(Records from a data collection)

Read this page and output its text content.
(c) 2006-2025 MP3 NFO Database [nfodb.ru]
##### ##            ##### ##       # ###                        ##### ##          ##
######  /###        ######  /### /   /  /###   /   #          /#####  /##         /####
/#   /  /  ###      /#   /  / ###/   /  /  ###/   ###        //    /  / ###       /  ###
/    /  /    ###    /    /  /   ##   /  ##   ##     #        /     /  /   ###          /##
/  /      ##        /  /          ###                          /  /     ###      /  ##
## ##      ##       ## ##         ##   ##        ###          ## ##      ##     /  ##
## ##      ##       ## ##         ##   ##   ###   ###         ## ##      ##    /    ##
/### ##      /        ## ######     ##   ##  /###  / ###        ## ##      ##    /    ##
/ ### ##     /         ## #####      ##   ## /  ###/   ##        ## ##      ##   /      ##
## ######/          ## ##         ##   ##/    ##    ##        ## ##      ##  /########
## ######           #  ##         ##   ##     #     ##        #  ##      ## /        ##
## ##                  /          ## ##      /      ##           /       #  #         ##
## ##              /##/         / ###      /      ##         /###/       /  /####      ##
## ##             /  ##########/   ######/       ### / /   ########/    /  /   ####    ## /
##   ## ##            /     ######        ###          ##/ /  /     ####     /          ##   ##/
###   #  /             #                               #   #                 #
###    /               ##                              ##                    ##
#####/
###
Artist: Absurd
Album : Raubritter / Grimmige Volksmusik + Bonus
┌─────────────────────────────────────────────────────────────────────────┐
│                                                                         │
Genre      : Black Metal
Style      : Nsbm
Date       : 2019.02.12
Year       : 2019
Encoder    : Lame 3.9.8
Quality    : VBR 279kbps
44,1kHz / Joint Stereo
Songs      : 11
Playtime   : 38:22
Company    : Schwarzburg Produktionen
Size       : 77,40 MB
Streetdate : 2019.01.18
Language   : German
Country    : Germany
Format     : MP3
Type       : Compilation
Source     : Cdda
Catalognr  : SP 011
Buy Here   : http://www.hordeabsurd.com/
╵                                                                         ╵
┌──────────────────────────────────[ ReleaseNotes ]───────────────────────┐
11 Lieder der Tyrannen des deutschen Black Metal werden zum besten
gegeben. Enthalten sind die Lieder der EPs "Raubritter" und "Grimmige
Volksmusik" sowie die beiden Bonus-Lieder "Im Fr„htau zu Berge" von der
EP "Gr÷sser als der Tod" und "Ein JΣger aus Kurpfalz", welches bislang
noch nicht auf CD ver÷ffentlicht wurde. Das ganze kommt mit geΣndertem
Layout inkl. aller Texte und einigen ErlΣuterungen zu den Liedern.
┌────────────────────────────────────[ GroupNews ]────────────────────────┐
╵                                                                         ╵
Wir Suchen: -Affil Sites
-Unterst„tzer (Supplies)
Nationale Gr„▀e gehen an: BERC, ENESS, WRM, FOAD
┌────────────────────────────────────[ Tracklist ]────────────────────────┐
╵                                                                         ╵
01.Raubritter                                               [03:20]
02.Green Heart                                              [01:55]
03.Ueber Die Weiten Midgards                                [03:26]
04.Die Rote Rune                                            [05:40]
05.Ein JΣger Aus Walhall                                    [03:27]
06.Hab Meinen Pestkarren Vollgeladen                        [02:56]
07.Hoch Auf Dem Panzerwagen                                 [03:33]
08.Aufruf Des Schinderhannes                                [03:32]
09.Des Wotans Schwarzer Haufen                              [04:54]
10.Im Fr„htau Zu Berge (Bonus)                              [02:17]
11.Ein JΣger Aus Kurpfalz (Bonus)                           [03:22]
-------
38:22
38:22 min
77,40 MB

REQUIRED TASK:
Give back all the data exactly as written.

EXPECTED ANSWER:
Read this page and output its text content.
(c) 2006-2025 MP3 NFO Database [nfodb.ru]
##### ##            ##### ##       # ###                        ##### ##          ##
######  /###        ######  /### /   /  /###   /   #          /#####  /##         /####
/#   /  /  ###      /#   /  / ###/   /  /  ###/   ###        //    /  / ###       /  ###
/    /  /    ###    /    /  /   ##   /  ##   ##     #        /     /  /   ###          /##
/  /      ##        /  /          ###                          /  /     ###      /  ##
## ##      ##       ## ##         ##   ##        ###          ## ##      ##     /  ##
## ##      ##       ## ##         ##   ##   ###   ###         ## ##      ##    /    ##
/### ##      /        ## ######     ##   ##  /###  / ###        ## ##      ##    /    ##
/ ### ##     /         ## #####      ##   ## /  ###/   ##        ## ##      ##   /      ##
## ######/          ## ##         ##   ##/    ##    ##        ## ##      ##  /########
## ######           #  ##         ##   ##     #     ##        #  ##      ## /        ##
## ##                  /          ## ##      /      ##           /       #  #         ##
## ##              /##/         / ###      /      ##         /###/       /  /####      ##
## ##             /  ##########/   ######/       ### / /   ########/    /  /   ####    ## /
##   ## ##            /     ######        ###          ##/ /  /     ####     /          ##   ##/
###   #  /             #                               #   #                 #
###    /               ##                              ##                    ##
#####/
###
Artist: Absurd
Album : Raubritter / Grimmige Volksmusik + Bonus
┌─────────────────────────────────────────────────────────────────────────┐
│                                                                         │
Genre      : Black Metal
Style      : Nsbm
Date       : 2019.02.12
Year       : 2019
Encoder    : Lame 3.9.8
Quality    : VBR 279kbps
44,1kHz / Joint Stereo
Songs      : 11
Playtime   : 38:22
Company    : Schwarzburg Produktionen
Size       : 77,40 MB
Streetdate : 2019.01.18
Language   : German
Country    : Germany
Format     : MP3
Type       : Compilation
Source     : Cdda
Catalognr  : SP 011
Buy Here   : http://www.hordeabsurd.com/
╵                                                                         ╵
┌──────────────────────────────────[ ReleaseNotes ]───────────────────────┐
11 Lieder der Tyrannen des deutschen Black Metal werden zum besten
gegeben. Enthalten sind die Lieder der EPs "Raubritter" und "Grimmige
Volksmusik" sowie die beiden Bonus-Lieder "Im Fr„htau zu Berge" von der
EP "Gr÷sser als der Tod" und "Ein JΣger aus Kurpfalz", welches bislang
noch nicht auf CD ver÷ffentlicht wurde. Das ganze kommt mit geΣndertem
Layout inkl. aller Texte und einigen ErlΣuterungen zu den Liedern.
┌────────────────────────────────────[ GroupNews ]────────────────────────┐
╵                                                                         ╵
Wir Suchen: -Affil Sites
-Unterst„tzer (Supplies)
Nationale Gr„▀e gehen an: BERC, ENESS, WRM, FOAD
┌────────────────────────────────────[ Tracklist ]────────────────────────┐
╵                                                                         ╵
01.Raubritter                                               [03:20]
02.Green Heart                                              [01:55]
03.Ueber Die Weiten Midgards                                [03:26]
04.Die Rote Rune                                            [05:40]
05.Ein JΣger Aus Walhall                                    [03:27]
06.Hab Meinen Pestkarren Vollgeladen                        [02:56]
07.Hoch Auf Dem Panzerwagen                                 [03:33]
08.Aufruf Des Schinderhannes                                [03:32]
09.Des Wotans Schwarzer Haufen                              [04:54]
10.Im Fr„htau Zu Berge (Bonus)                              [02:17]
11.Ein JΣger Aus Kurpfalz (Bonus)                           [03:22]
-------
38:22
38:22 min
77,40 MB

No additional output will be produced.